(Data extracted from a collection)
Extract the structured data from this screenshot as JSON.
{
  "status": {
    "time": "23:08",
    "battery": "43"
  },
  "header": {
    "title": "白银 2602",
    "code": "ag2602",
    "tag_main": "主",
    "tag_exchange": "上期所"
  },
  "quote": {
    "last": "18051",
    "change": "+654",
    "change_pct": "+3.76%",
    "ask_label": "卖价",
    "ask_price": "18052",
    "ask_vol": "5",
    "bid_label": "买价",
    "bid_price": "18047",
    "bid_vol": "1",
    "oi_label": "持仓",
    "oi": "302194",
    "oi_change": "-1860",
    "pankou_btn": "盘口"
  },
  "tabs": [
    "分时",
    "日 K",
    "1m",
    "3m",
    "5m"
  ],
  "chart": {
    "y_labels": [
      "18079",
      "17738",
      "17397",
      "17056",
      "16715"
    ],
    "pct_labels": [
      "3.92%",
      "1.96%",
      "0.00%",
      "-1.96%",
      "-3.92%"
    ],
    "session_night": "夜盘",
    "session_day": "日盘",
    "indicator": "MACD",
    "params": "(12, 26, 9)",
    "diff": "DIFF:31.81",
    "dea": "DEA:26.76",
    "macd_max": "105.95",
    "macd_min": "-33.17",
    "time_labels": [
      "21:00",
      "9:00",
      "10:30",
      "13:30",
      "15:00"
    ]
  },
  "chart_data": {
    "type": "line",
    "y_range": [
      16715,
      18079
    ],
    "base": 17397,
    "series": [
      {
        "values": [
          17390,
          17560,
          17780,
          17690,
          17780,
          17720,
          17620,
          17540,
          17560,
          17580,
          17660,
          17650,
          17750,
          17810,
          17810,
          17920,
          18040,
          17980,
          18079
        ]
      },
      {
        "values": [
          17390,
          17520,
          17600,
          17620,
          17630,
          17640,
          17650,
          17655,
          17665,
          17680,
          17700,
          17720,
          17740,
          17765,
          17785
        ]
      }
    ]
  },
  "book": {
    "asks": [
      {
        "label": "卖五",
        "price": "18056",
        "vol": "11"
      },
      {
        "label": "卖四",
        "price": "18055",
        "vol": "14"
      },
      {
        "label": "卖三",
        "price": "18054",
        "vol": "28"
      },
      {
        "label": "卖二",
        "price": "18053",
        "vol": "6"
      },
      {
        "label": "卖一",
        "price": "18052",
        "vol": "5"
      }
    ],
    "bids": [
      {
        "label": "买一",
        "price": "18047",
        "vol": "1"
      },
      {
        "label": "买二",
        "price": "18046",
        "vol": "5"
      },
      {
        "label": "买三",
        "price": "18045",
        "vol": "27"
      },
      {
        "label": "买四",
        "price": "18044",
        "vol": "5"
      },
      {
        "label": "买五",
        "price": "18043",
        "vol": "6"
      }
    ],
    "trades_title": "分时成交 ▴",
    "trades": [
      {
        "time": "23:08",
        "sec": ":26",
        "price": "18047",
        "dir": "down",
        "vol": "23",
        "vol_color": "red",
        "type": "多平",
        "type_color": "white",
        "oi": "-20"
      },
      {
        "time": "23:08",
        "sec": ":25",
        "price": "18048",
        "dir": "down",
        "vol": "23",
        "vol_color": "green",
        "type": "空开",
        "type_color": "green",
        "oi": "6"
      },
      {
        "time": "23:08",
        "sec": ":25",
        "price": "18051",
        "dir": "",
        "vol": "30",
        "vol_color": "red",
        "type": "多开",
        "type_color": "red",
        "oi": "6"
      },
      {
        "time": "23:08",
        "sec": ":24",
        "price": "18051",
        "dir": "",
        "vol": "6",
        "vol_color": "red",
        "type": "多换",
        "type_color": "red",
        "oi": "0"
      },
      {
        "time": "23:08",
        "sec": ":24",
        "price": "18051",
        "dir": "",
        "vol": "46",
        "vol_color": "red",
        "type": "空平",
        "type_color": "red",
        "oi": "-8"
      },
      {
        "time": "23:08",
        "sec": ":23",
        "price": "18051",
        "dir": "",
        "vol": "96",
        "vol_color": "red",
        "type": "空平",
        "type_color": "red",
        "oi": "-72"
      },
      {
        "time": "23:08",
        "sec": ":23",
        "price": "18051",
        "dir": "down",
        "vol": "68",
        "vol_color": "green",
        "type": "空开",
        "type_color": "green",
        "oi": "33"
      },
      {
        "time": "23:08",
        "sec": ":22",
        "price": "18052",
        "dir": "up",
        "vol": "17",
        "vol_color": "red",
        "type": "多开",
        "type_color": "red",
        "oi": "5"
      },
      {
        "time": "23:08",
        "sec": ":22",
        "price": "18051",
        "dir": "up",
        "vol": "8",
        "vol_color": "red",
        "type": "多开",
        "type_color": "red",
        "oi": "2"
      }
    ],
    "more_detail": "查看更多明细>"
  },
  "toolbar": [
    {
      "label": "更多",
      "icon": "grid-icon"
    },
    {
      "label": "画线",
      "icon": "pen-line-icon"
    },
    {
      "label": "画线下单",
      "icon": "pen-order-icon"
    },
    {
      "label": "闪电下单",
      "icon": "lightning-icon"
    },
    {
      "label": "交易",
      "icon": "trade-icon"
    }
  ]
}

#### Direction:
Collect the complete line wherever the string "icon" appears in the records.

#### Task answer:
      "icon": "grid-icon"
      "icon": "pen-line-icon"
      "icon": "pen-order-icon"
      "icon": "lightning-icon"
      "icon": "trade-icon"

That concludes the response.